:: Problem details ::
Copy every line that holds "från".
─── Records supplied
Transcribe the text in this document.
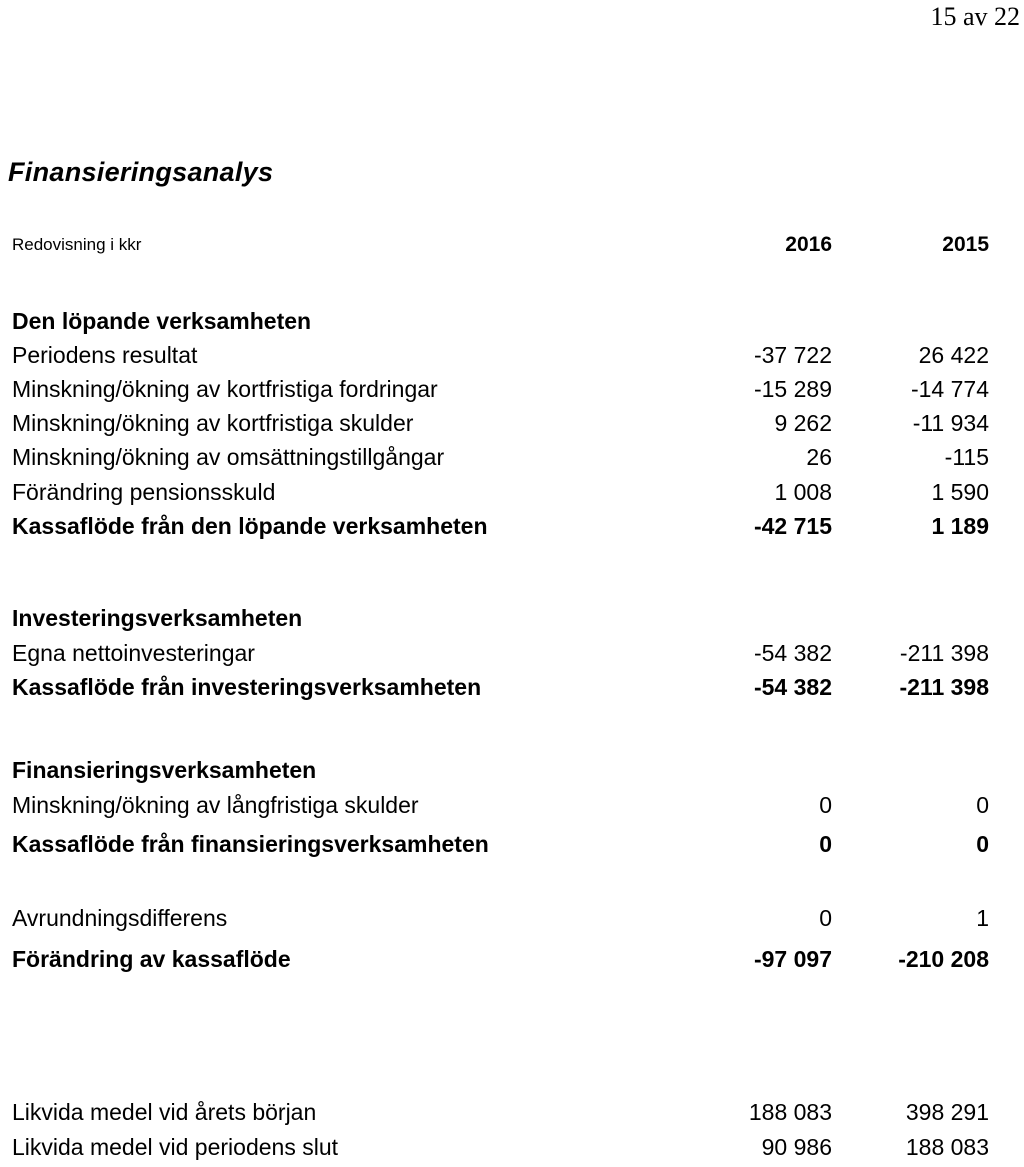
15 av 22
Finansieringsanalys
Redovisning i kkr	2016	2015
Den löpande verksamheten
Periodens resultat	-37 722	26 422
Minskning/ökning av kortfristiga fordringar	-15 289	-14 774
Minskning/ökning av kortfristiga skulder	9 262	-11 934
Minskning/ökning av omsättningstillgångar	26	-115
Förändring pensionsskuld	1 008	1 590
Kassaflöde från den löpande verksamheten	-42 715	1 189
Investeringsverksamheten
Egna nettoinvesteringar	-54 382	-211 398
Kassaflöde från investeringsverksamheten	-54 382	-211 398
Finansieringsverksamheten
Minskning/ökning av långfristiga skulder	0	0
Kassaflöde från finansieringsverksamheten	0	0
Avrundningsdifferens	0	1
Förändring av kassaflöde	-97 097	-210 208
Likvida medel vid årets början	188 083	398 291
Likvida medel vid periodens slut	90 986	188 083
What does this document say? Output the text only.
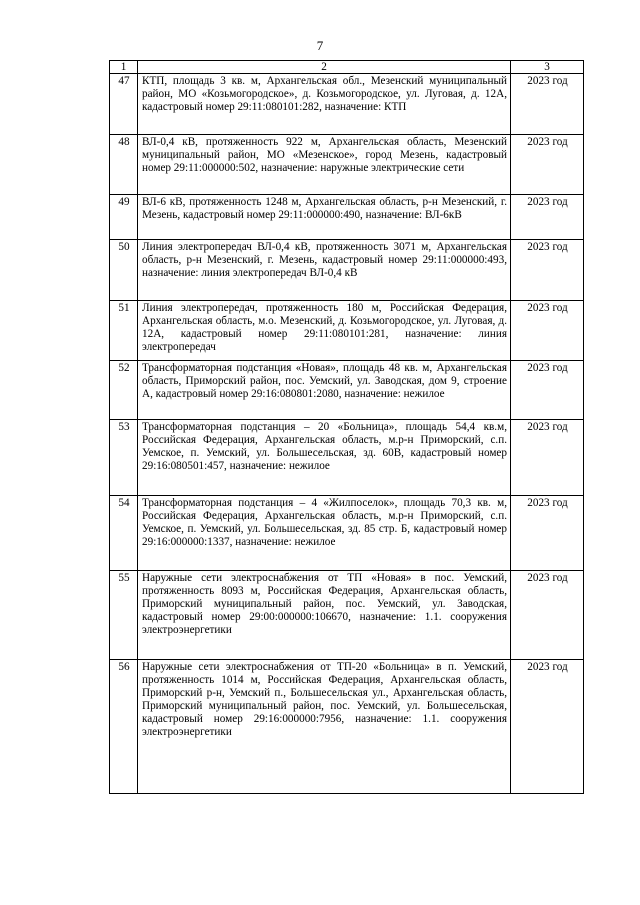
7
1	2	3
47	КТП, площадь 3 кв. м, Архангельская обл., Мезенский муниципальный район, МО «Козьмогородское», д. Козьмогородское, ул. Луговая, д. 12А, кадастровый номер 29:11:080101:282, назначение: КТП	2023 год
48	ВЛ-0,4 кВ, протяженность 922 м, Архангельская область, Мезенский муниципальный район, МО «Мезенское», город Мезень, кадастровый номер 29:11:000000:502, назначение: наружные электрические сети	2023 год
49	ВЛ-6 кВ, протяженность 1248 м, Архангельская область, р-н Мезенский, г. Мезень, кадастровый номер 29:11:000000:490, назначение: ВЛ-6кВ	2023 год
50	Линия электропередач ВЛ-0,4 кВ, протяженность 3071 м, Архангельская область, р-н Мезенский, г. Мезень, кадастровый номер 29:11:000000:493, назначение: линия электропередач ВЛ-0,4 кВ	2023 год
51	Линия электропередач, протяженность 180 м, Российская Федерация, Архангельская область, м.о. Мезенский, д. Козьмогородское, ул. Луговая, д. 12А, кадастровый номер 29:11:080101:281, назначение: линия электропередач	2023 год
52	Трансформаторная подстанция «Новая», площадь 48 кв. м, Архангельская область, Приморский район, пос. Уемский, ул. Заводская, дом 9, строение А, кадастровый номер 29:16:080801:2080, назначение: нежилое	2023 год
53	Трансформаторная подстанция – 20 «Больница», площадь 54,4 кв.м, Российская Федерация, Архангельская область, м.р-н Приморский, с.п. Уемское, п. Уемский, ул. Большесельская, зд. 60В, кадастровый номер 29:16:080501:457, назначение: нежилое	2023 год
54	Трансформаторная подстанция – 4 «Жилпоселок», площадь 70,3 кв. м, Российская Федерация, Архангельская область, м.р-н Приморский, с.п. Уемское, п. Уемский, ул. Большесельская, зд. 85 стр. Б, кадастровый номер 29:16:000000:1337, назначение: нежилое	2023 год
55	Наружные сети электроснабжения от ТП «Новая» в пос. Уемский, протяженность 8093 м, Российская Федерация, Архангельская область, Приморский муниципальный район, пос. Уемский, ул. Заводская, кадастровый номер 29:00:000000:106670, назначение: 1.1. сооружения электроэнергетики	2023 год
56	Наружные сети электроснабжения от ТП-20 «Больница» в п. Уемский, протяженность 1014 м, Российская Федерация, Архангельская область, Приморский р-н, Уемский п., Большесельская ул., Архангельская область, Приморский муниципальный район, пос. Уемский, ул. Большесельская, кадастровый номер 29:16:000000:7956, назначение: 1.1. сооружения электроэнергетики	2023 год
──────
─── Records supplied
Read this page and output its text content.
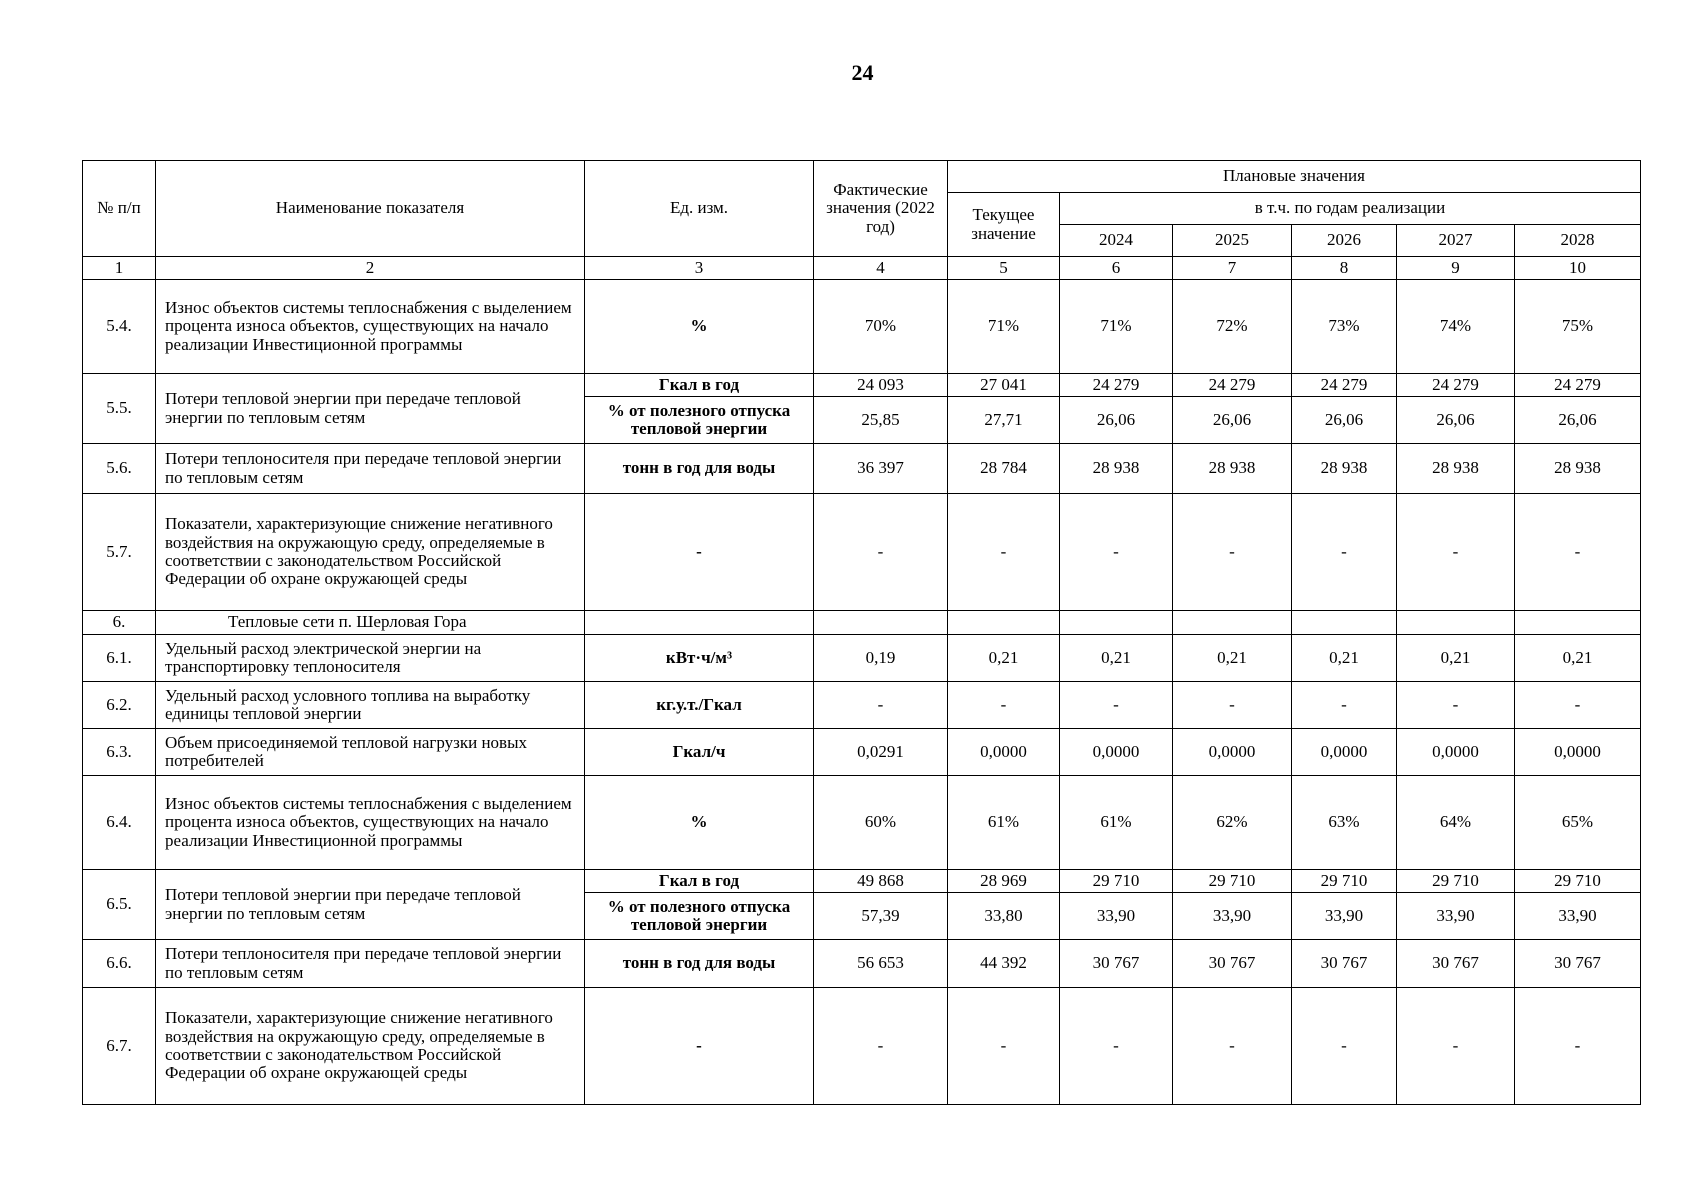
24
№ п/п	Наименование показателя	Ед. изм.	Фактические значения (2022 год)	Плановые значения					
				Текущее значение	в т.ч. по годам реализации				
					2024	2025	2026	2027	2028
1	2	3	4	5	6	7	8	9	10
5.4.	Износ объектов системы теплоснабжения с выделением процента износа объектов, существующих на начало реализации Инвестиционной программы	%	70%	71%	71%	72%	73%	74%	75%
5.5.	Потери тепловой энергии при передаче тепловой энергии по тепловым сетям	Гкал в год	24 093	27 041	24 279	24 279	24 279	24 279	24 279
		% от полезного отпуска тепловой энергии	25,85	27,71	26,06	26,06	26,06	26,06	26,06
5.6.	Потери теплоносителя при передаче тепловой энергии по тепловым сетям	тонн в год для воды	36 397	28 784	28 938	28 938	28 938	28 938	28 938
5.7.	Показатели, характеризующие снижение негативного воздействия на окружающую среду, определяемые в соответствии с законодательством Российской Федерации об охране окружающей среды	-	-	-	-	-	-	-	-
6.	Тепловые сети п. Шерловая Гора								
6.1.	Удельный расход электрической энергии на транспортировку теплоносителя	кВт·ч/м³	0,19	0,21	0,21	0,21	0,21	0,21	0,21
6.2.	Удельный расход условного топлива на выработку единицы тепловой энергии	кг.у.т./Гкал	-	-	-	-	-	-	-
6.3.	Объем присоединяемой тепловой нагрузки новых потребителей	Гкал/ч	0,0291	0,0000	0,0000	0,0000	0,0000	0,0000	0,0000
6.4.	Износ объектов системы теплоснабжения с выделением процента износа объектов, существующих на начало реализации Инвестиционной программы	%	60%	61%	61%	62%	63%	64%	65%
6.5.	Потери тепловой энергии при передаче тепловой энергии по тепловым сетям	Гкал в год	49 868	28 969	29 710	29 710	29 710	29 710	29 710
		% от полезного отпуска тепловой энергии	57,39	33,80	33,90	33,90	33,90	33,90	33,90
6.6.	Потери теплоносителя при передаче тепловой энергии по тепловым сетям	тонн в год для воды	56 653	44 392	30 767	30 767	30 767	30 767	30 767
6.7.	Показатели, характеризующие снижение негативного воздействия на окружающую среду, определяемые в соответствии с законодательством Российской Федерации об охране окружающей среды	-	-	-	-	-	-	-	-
──────
:: Answer for this exercise ::
Kassaflöde från den löpande verksamheten	-42 715	1 189
Kassaflöde från investeringsverksamheten	-54 382	-211 398
Kassaflöde från finansieringsverksamheten	0	0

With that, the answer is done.